(Dataset records)
-- Opening Marker --

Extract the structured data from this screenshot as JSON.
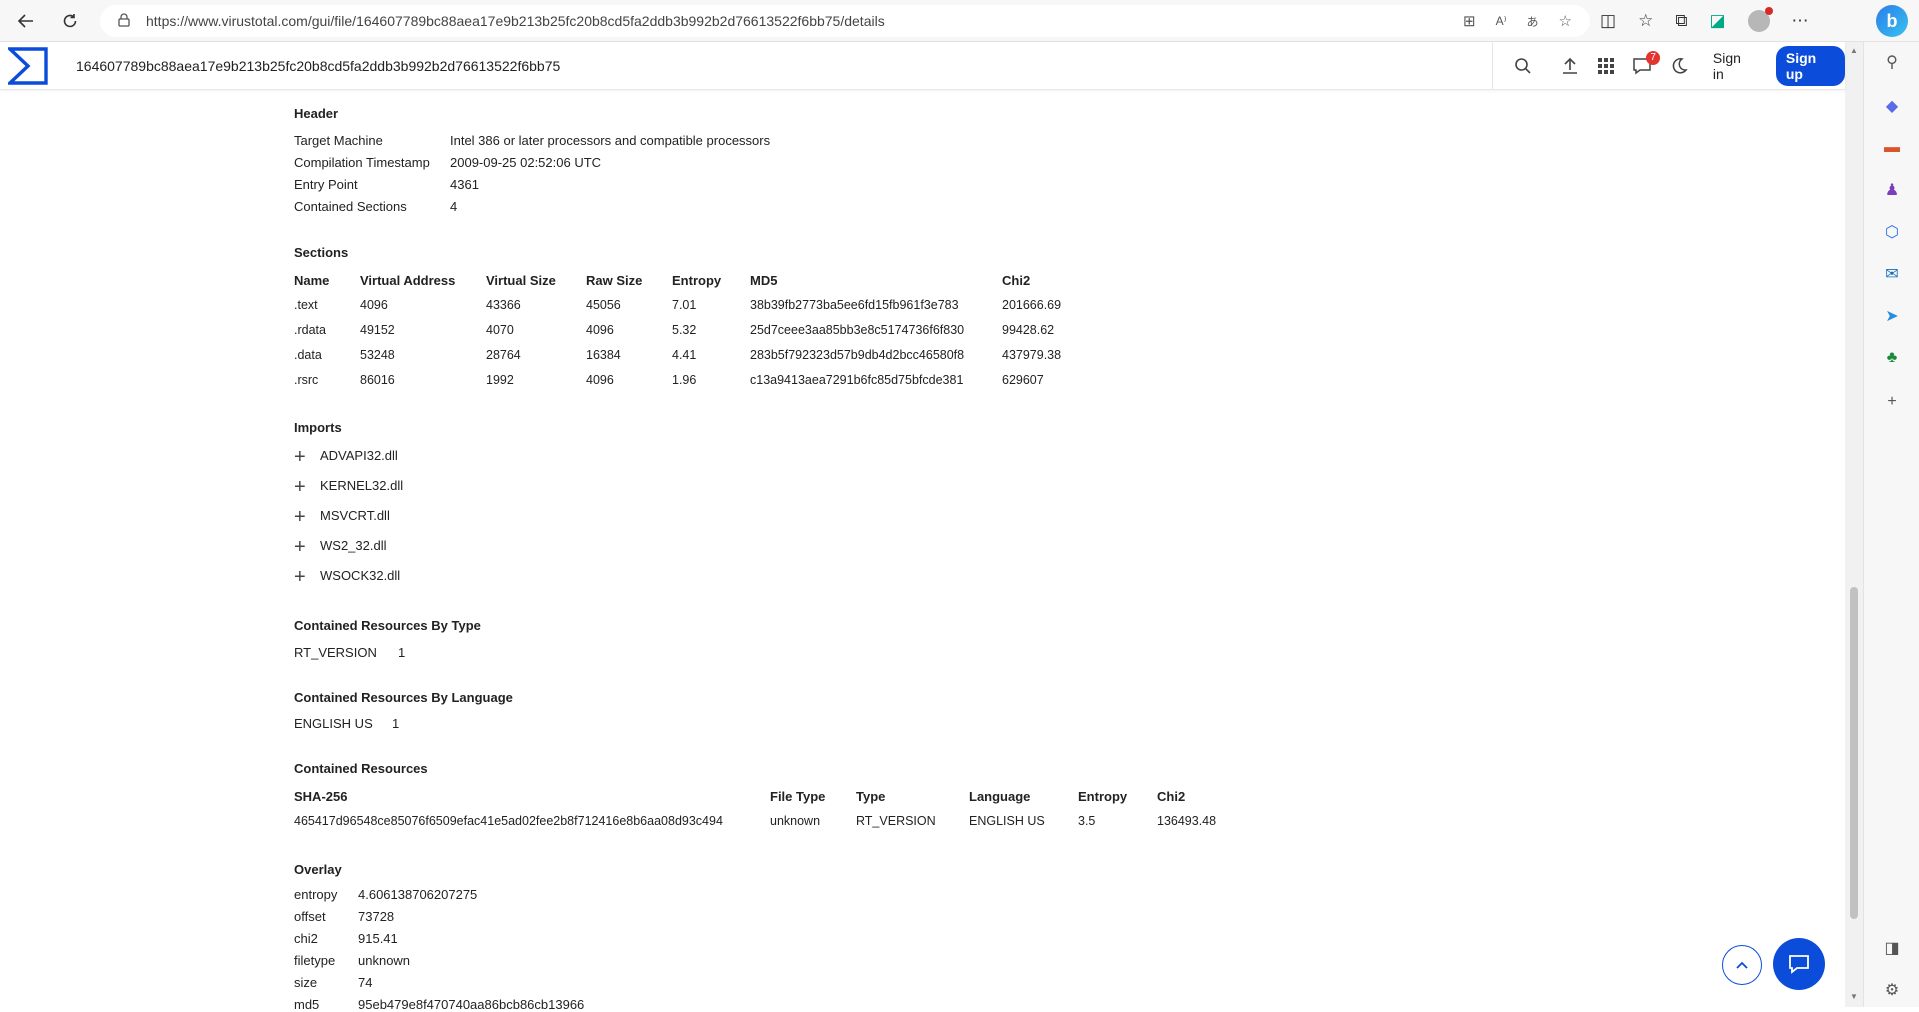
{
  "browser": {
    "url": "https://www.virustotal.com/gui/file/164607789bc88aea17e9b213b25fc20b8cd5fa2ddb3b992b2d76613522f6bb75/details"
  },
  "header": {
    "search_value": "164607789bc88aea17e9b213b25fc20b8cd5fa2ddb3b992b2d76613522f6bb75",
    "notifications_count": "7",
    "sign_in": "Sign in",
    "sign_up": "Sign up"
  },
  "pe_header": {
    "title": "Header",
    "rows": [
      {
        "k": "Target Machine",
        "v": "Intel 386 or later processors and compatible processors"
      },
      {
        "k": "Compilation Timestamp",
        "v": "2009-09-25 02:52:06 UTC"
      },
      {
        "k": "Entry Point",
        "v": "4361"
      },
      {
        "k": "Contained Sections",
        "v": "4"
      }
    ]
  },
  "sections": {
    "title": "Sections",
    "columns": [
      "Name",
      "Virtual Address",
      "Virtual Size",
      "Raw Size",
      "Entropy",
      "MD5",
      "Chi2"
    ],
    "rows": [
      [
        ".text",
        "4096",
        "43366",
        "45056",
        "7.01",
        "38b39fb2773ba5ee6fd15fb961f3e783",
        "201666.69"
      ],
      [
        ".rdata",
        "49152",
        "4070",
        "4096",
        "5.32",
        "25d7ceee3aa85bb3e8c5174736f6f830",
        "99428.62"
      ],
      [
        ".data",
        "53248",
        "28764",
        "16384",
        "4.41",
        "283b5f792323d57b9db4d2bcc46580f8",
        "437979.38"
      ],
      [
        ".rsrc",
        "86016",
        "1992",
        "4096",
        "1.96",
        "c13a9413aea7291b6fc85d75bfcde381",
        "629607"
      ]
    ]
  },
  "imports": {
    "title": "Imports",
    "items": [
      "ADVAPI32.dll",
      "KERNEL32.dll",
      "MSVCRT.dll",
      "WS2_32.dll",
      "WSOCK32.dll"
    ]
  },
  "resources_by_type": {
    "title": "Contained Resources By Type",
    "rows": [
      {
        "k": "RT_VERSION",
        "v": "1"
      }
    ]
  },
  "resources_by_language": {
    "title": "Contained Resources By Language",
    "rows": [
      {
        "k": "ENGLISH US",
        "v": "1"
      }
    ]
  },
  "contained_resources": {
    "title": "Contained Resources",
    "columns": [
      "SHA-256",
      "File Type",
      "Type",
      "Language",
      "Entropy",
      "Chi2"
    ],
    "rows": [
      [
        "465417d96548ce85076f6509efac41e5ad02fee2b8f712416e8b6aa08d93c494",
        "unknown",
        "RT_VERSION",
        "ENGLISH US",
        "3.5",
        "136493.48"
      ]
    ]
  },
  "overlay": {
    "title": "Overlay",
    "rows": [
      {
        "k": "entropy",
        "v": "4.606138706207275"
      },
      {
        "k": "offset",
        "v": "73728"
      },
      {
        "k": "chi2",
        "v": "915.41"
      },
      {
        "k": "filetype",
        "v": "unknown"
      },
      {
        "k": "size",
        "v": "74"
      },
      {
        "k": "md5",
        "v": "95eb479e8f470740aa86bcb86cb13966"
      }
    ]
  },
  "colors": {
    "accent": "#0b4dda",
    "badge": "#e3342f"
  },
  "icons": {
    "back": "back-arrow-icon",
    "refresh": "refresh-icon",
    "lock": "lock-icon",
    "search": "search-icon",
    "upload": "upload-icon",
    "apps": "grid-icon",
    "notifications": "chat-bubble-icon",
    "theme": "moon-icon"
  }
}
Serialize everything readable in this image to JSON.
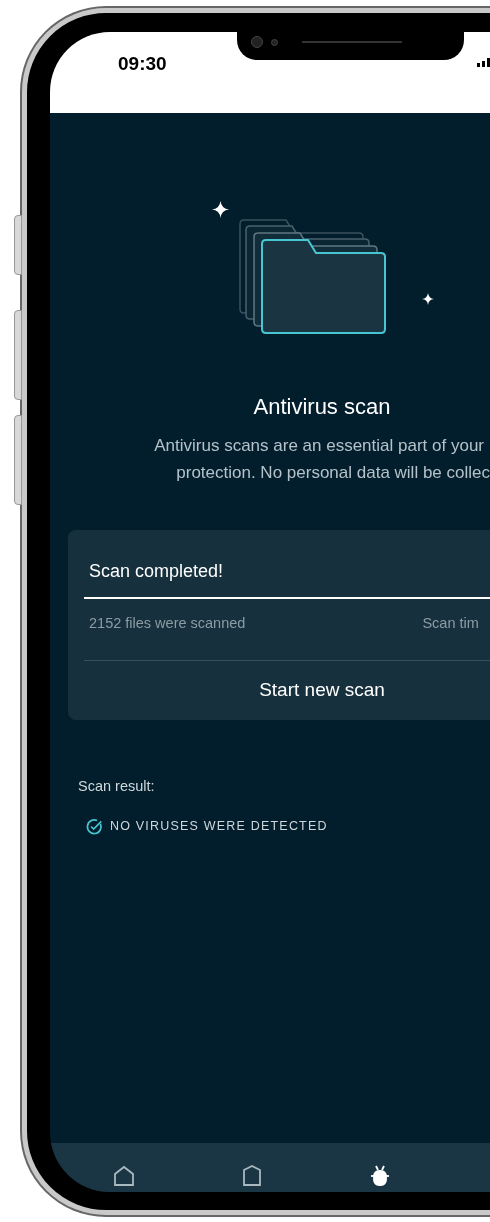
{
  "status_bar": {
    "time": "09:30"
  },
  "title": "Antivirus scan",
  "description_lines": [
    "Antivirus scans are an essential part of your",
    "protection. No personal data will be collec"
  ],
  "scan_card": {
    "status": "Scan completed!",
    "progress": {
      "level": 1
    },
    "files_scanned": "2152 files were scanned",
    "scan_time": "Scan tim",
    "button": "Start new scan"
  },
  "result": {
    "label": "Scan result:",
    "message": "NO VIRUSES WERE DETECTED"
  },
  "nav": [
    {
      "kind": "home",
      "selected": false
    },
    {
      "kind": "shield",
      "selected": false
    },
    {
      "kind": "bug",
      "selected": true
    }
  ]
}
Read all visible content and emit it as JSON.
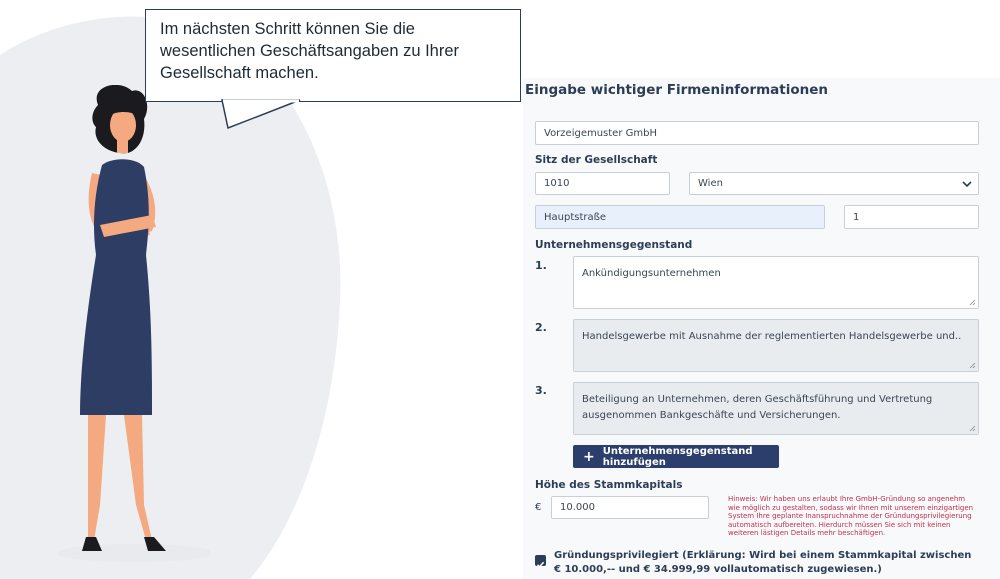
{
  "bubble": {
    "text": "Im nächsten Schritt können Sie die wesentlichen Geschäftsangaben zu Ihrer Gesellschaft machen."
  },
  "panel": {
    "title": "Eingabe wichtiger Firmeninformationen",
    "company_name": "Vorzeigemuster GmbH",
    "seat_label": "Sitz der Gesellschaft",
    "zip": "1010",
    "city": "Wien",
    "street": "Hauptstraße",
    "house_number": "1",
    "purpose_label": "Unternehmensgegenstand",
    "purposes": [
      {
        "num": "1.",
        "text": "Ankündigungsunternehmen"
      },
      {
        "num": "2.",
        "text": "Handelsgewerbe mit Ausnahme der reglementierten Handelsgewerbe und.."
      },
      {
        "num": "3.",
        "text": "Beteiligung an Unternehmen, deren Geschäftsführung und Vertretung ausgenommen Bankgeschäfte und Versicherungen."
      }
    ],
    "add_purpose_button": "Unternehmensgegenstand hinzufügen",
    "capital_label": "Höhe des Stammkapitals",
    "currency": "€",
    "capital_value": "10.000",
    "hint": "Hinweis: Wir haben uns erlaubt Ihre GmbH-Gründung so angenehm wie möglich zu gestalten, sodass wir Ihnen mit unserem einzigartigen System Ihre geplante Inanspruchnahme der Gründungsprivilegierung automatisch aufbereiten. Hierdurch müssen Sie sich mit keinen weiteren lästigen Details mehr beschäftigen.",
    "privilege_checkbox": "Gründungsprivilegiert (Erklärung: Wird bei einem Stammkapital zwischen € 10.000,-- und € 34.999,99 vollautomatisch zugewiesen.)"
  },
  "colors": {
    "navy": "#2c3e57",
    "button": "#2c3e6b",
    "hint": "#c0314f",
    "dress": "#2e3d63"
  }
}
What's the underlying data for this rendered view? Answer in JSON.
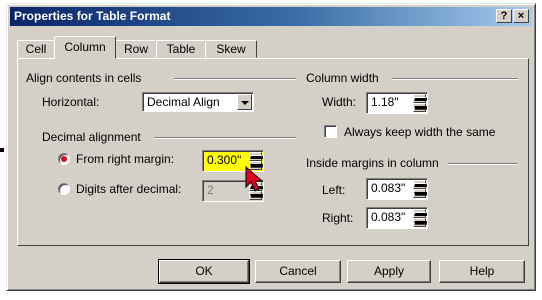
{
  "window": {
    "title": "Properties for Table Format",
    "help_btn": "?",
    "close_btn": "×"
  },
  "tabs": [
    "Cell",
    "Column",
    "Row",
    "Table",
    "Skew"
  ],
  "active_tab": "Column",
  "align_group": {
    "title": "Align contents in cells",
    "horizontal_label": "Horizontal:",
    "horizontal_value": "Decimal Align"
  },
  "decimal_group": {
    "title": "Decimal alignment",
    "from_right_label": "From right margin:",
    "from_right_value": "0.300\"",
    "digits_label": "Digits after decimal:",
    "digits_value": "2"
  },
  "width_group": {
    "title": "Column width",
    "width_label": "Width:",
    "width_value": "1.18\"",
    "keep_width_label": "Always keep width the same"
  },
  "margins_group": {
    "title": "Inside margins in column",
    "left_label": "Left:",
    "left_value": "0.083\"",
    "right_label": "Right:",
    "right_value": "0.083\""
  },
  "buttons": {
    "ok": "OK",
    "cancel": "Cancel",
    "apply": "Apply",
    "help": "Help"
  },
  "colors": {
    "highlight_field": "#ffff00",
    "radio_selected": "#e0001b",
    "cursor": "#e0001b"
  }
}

-- Closing Marker --

### TASK DIRECTIONS
Give the data above again, exactly, with every picture removed.

### SOLUTION BELOW
Extract the structured data from this screenshot as JSON.
{
  "browser": {
    "url": "https://www.virustotal.com/gui/file/164607789bc88aea17e9b213b25fc20b8cd5fa2ddb3b992b2d76613522f6bb75/details"
  },
  "header": {
    "search_value": "164607789bc88aea17e9b213b25fc20b8cd5fa2ddb3b992b2d76613522f6bb75",
    "notifications_count": "7",
    "sign_in": "Sign in",
    "sign_up": "Sign up"
  },
  "pe_header": {
    "title": "Header",
    "rows": [
      {
        "k": "Target Machine",
        "v": "Intel 386 or later processors and compatible processors"
      },
      {
        "k": "Compilation Timestamp",
        "v": "2009-09-25 02:52:06 UTC"
      },
      {
        "k": "Entry Point",
        "v": "4361"
      },
      {
        "k": "Contained Sections",
        "v": "4"
      }
    ]
  },
  "sections": {
    "title": "Sections",
    "columns": [
      "Name",
      "Virtual Address",
      "Virtual Size",
      "Raw Size",
      "Entropy",
      "MD5",
      "Chi2"
    ],
    "rows": [
      [
        ".text",
        "4096",
        "43366",
        "45056",
        "7.01",
        "38b39fb2773ba5ee6fd15fb961f3e783",
        "201666.69"
      ],
      [
        ".rdata",
        "49152",
        "4070",
        "4096",
        "5.32",
        "25d7ceee3aa85bb3e8c5174736f6f830",
        "99428.62"
      ],
      [
        ".data",
        "53248",
        "28764",
        "16384",
        "4.41",
        "283b5f792323d57b9db4d2bcc46580f8",
        "437979.38"
      ],
      [
        ".rsrc",
        "86016",
        "1992",
        "4096",
        "1.96",
        "c13a9413aea7291b6fc85d75bfcde381",
        "629607"
      ]
    ]
  },
  "imports": {
    "title": "Imports",
    "items": [
      "ADVAPI32.dll",
      "KERNEL32.dll",
      "MSVCRT.dll",
      "WS2_32.dll",
      "WSOCK32.dll"
    ]
  },
  "resources_by_type": {
    "title": "Contained Resources By Type",
    "rows": [
      {
        "k": "RT_VERSION",
        "v": "1"
      }
    ]
  },
  "resources_by_language": {
    "title": "Contained Resources By Language",
    "rows": [
      {
        "k": "ENGLISH US",
        "v": "1"
      }
    ]
  },
  "contained_resources": {
    "title": "Contained Resources",
    "columns": [
      "SHA-256",
      "File Type",
      "Type",
      "Language",
      "Entropy",
      "Chi2"
    ],
    "rows": [
      [
        "465417d96548ce85076f6509efac41e5ad02fee2b8f712416e8b6aa08d93c494",
        "unknown",
        "RT_VERSION",
        "ENGLISH US",
        "3.5",
        "136493.48"
      ]
    ]
  },
  "overlay": {
    "title": "Overlay",
    "rows": [
      {
        "k": "entropy",
        "v": "4.606138706207275"
      },
      {
        "k": "offset",
        "v": "73728"
      },
      {
        "k": "chi2",
        "v": "915.41"
      },
      {
        "k": "filetype",
        "v": "unknown"
      },
      {
        "k": "size",
        "v": "74"
      },
      {
        "k": "md5",
        "v": "95eb479e8f470740aa86bcb86cb13966"
      }
    ]
  },
  "colors": {
    "accent": "#0b4dda",
    "badge": "#e3342f"
  },
  "icons": {
    "back": "back-arrow-icon",
    "refresh": "refresh-icon",
    "lock": "lock-icon",
    "search": "search-icon",
    "upload": "upload-icon",
    "apps": "grid-icon",
    "notifications": "chat-bubble-icon",
    "theme": "moon-icon"
  }
}
Serialize everything readable in this image to JSON.
{
  "status_bar": {
    "time": "09:30"
  },
  "title": "Antivirus scan",
  "description_lines": [
    "Antivirus scans are an essential part of your",
    "protection. No personal data will be collec"
  ],
  "scan_card": {
    "status": "Scan completed!",
    "progress": {
      "level": 1
    },
    "files_scanned": "2152 files were scanned",
    "scan_time": "Scan tim",
    "button": "Start new scan"
  },
  "result": {
    "label": "Scan result:",
    "message": "NO VIRUSES WERE DETECTED"
  },
  "nav": [
    {
      "kind": "home",
      "selected": false
    },
    {
      "kind": "shield",
      "selected": false
    },
    {
      "kind": "bug",
      "selected": true
    }
  ]
}
Read all visible content and emit it as JSON.
{
  "bubble": {
    "text": "Im nächsten Schritt können Sie die wesentlichen Geschäftsangaben zu Ihrer Gesellschaft machen."
  },
  "panel": {
    "title": "Eingabe wichtiger Firmeninformationen",
    "company_name": "Vorzeigemuster GmbH",
    "seat_label": "Sitz der Gesellschaft",
    "zip": "1010",
    "city": "Wien",
    "street": "Hauptstraße",
    "house_number": "1",
    "purpose_label": "Unternehmensgegenstand",
    "purposes": [
      {
        "num": "1.",
        "text": "Ankündigungsunternehmen"
      },
      {
        "num": "2.",
        "text": "Handelsgewerbe mit Ausnahme der reglementierten Handelsgewerbe und.."
      },
      {
        "num": "3.",
        "text": "Beteiligung an Unternehmen, deren Geschäftsführung und Vertretung ausgenommen Bankgeschäfte und Versicherungen."
      }
    ],
    "add_purpose_button": "Unternehmensgegenstand hinzufügen",
    "capital_label": "Höhe des Stammkapitals",
    "currency": "€",
    "capital_value": "10.000",
    "hint": "Hinweis: Wir haben uns erlaubt Ihre GmbH-Gründung so angenehm wie möglich zu gestalten, sodass wir Ihnen mit unserem einzigartigen System Ihre geplante Inanspruchnahme der Gründungsprivilegierung automatisch aufbereiten. Hierdurch müssen Sie sich mit keinen weiteren lästigen Details mehr beschäftigen.",
    "privilege_checkbox": "Gründungsprivilegiert (Erklärung: Wird bei einem Stammkapital zwischen € 10.000,-- und € 34.999,99 vollautomatisch zugewiesen.)"
  },
  "colors": {
    "navy": "#2c3e57",
    "button": "#2c3e6b",
    "hint": "#c0314f",
    "dress": "#2e3d63"
  }
}
What's the underlying data for this rendered view? Answer in JSON.
{
  "window": {
    "title": "Properties for Table Format",
    "help_btn": "?",
    "close_btn": "×"
  },
  "tabs": [
    "Cell",
    "Column",
    "Row",
    "Table",
    "Skew"
  ],
  "active_tab": "Column",
  "align_group": {
    "title": "Align contents in cells",
    "horizontal_label": "Horizontal:",
    "horizontal_value": "Decimal Align"
  },
  "decimal_group": {
    "title": "Decimal alignment",
    "from_right_label": "From right margin:",
    "from_right_value": "0.300\"",
    "digits_label": "Digits after decimal:",
    "digits_value": "2"
  },
  "width_group": {
    "title": "Column width",
    "width_label": "Width:",
    "width_value": "1.18\"",
    "keep_width_label": "Always keep width the same"
  },
  "margins_group": {
    "title": "Inside margins in column",
    "left_label": "Left:",
    "left_value": "0.083\"",
    "right_label": "Right:",
    "right_value": "0.083\""
  },
  "buttons": {
    "ok": "OK",
    "cancel": "Cancel",
    "apply": "Apply",
    "help": "Help"
  },
  "colors": {
    "highlight_field": "#ffff00",
    "radio_selected": "#e0001b",
    "cursor": "#e0001b"
  }
}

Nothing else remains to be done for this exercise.